GIVEN DATA

------------------------------------------------------------

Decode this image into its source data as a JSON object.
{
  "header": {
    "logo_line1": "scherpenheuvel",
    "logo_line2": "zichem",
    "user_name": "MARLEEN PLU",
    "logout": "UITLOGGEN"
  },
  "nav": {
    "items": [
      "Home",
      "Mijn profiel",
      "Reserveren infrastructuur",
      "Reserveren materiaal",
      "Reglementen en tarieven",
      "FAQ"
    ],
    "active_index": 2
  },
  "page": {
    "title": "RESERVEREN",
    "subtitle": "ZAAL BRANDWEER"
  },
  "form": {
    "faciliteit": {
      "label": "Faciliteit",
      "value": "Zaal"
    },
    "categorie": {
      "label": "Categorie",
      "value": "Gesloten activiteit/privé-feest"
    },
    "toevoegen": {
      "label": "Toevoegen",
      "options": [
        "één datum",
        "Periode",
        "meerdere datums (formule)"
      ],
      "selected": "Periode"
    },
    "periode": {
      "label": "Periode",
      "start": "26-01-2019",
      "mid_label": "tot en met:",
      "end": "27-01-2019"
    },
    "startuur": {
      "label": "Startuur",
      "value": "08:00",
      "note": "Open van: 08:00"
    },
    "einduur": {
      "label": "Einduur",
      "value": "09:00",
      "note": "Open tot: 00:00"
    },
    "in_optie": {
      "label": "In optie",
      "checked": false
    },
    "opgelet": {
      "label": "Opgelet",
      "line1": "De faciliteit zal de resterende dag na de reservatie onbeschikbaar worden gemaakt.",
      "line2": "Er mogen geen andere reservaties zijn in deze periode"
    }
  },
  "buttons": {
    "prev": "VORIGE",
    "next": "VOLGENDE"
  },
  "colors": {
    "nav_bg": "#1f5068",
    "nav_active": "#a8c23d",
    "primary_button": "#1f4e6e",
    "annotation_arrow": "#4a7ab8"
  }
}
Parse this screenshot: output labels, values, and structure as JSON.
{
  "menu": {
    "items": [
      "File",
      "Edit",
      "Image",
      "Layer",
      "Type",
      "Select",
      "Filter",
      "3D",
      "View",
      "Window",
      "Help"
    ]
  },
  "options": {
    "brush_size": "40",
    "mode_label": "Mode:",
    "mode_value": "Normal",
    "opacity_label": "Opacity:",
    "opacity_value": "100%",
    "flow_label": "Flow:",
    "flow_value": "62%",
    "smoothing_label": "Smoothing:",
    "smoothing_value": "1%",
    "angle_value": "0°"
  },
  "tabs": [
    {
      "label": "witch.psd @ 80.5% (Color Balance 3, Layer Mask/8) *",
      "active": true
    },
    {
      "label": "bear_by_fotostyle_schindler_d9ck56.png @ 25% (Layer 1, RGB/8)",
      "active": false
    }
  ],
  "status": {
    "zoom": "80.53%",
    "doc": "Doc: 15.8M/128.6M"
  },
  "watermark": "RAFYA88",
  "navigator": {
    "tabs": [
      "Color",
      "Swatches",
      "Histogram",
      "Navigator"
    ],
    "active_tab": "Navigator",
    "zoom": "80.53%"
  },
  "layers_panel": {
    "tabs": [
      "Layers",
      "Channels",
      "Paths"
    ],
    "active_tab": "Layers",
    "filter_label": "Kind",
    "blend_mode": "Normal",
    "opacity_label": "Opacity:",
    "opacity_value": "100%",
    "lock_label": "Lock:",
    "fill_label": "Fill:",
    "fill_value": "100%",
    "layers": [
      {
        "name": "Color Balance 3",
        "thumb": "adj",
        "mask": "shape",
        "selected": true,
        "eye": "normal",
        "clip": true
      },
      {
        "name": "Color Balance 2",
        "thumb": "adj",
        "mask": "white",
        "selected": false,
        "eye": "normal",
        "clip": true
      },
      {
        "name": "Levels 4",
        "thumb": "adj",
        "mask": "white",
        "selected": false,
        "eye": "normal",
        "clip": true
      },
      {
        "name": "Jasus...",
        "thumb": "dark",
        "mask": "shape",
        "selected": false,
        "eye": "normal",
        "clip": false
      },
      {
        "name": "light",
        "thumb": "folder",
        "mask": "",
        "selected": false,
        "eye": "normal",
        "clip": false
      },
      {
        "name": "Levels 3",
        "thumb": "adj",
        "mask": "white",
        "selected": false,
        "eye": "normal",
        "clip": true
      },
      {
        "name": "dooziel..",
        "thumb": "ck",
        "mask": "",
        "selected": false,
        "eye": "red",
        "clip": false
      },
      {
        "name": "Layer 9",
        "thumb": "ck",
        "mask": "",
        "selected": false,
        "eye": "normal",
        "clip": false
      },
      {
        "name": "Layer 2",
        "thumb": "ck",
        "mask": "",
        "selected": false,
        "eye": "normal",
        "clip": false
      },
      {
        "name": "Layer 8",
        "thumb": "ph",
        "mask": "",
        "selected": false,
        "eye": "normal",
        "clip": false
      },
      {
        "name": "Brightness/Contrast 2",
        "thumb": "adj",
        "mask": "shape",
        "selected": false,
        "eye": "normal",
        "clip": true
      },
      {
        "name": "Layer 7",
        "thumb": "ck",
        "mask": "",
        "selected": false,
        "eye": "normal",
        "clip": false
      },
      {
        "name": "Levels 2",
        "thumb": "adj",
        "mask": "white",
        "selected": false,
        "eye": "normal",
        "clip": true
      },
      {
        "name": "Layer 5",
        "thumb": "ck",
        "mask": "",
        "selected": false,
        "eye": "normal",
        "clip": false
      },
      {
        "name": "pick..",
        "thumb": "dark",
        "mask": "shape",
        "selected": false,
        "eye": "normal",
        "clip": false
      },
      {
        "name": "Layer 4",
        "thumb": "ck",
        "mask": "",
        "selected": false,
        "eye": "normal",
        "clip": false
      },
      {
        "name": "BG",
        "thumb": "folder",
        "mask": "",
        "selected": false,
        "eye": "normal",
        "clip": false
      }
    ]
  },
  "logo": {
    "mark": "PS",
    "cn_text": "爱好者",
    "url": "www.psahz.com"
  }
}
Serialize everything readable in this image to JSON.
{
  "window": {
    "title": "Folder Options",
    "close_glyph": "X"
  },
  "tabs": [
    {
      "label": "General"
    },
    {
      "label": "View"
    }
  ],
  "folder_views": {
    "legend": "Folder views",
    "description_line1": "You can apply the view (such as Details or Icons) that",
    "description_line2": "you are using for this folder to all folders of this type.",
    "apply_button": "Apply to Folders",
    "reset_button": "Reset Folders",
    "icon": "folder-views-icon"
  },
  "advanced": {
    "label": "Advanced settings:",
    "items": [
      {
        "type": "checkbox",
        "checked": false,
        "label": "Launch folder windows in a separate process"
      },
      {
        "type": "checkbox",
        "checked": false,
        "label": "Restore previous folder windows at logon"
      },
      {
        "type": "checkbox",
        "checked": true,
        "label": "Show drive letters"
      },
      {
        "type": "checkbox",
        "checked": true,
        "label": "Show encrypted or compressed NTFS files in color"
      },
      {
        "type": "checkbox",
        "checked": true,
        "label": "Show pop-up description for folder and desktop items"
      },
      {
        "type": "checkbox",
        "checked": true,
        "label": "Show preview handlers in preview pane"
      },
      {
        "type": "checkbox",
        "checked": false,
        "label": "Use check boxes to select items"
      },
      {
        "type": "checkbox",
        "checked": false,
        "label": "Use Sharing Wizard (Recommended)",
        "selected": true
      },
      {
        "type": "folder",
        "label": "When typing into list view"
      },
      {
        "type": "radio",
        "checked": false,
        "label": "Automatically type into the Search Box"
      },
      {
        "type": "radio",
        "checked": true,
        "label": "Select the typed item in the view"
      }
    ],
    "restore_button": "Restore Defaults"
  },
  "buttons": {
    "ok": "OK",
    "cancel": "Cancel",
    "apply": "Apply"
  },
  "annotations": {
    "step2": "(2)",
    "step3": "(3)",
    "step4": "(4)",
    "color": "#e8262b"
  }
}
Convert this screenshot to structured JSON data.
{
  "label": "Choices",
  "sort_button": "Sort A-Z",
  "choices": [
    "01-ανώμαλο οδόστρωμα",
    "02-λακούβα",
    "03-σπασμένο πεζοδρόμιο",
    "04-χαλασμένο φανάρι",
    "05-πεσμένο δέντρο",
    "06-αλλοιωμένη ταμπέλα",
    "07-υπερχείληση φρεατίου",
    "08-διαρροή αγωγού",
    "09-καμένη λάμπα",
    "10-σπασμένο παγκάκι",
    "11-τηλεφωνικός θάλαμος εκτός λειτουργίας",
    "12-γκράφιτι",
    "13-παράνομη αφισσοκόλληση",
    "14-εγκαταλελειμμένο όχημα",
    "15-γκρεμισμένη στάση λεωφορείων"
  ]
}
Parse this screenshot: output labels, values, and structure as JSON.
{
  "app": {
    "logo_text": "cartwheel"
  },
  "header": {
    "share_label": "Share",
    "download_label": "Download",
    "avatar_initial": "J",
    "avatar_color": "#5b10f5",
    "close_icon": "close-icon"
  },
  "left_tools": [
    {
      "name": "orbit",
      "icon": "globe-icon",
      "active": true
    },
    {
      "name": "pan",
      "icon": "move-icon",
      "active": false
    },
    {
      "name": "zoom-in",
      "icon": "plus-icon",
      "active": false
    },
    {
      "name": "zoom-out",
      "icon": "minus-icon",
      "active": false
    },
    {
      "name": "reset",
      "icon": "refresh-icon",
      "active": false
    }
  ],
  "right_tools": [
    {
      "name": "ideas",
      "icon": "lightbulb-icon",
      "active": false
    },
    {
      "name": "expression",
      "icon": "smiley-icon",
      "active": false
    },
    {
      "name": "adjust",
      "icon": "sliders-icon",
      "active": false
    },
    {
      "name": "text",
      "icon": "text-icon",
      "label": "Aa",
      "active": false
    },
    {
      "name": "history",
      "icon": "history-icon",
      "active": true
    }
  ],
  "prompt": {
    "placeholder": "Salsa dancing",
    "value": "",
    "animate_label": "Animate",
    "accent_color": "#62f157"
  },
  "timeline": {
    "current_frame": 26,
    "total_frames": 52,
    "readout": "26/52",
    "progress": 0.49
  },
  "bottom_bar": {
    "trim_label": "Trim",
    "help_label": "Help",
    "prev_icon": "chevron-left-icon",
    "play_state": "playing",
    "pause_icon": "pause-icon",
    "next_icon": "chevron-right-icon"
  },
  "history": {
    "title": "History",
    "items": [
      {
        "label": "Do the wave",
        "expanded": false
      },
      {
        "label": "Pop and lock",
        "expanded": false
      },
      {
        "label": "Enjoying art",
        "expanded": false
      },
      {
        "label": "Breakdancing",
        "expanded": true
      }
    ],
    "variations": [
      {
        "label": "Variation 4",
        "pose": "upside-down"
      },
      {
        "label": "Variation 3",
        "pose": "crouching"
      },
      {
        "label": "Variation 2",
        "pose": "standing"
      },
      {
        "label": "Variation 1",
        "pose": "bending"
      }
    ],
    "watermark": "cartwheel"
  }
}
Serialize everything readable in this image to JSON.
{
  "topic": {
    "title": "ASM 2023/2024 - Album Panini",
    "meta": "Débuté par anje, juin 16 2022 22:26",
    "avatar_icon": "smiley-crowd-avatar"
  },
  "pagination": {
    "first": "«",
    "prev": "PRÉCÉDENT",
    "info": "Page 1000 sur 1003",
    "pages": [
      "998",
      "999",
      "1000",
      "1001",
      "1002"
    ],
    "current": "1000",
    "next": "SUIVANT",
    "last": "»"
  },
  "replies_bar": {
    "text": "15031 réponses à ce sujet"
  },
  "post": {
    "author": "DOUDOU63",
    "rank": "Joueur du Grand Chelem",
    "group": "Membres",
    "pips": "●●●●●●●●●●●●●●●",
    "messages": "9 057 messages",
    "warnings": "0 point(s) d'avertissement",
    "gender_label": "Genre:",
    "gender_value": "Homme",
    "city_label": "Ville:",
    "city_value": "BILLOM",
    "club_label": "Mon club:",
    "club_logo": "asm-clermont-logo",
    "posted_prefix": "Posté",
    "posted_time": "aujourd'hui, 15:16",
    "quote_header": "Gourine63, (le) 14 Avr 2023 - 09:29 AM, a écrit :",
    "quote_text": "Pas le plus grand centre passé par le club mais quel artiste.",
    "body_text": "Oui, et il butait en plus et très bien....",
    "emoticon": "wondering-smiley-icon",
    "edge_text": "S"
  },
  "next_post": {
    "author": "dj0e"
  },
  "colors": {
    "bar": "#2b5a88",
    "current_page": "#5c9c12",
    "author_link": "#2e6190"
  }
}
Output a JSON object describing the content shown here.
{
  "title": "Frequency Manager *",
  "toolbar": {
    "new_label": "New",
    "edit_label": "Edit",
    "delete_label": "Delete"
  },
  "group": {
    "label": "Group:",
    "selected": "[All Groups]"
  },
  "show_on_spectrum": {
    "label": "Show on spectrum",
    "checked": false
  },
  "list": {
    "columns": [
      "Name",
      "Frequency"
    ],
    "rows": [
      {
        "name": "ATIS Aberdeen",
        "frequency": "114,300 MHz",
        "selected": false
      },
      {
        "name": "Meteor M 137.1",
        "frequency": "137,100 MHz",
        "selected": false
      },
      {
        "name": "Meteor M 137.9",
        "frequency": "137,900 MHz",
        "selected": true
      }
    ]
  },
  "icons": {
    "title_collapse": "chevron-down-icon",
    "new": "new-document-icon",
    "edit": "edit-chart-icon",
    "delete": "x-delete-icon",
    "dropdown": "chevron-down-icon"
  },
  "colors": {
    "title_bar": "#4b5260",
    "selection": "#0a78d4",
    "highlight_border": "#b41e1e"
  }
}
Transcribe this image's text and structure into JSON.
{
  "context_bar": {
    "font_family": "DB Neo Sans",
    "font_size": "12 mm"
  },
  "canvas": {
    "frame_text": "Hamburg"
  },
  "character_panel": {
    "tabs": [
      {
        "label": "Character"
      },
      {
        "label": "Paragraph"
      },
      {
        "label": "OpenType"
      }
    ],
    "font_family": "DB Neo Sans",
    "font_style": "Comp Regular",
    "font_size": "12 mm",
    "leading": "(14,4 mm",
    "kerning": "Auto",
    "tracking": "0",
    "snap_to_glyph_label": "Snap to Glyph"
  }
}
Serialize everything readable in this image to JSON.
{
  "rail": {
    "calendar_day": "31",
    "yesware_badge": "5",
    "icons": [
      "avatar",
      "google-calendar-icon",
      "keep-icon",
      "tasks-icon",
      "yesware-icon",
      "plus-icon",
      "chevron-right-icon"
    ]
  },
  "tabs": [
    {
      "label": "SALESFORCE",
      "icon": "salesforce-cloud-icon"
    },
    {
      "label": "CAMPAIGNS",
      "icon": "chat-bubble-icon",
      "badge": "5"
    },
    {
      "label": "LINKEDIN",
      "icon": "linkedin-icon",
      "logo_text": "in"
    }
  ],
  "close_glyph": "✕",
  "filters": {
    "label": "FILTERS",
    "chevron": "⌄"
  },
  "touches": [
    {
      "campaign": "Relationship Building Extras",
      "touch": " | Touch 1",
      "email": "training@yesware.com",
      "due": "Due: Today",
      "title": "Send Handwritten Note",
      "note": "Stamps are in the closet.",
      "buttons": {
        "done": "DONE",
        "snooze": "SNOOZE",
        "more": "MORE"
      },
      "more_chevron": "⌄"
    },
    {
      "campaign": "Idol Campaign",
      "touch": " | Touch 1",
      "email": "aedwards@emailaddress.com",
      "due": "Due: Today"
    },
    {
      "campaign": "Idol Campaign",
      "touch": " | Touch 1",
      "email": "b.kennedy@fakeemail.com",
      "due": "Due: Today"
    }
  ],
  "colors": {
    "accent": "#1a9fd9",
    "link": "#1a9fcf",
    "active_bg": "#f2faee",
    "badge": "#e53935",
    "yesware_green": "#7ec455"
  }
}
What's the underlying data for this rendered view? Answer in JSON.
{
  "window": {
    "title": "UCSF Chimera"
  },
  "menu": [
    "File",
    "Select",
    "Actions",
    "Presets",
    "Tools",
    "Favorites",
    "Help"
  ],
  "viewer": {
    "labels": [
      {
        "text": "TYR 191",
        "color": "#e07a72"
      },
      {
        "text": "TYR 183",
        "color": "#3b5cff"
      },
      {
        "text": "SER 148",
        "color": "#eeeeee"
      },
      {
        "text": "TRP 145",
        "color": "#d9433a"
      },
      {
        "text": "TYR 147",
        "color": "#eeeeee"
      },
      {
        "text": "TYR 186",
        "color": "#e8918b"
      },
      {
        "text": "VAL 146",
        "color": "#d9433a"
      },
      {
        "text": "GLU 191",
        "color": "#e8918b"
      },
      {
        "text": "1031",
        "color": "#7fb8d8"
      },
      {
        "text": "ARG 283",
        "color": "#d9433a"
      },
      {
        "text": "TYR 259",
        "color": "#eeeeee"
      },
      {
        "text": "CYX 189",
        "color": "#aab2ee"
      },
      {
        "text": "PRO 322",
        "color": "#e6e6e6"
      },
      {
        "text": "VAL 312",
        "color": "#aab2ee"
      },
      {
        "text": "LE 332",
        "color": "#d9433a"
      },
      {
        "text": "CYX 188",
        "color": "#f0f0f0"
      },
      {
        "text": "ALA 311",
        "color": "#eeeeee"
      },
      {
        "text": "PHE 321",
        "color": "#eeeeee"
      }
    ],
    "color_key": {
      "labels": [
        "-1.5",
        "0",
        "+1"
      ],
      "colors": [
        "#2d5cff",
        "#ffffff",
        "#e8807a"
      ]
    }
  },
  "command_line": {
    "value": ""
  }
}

------------------------------------------------------------

REQUIREMENTS
Return solely the number of lines in the data that include the word "cartwheel".

IN RESPONSE
2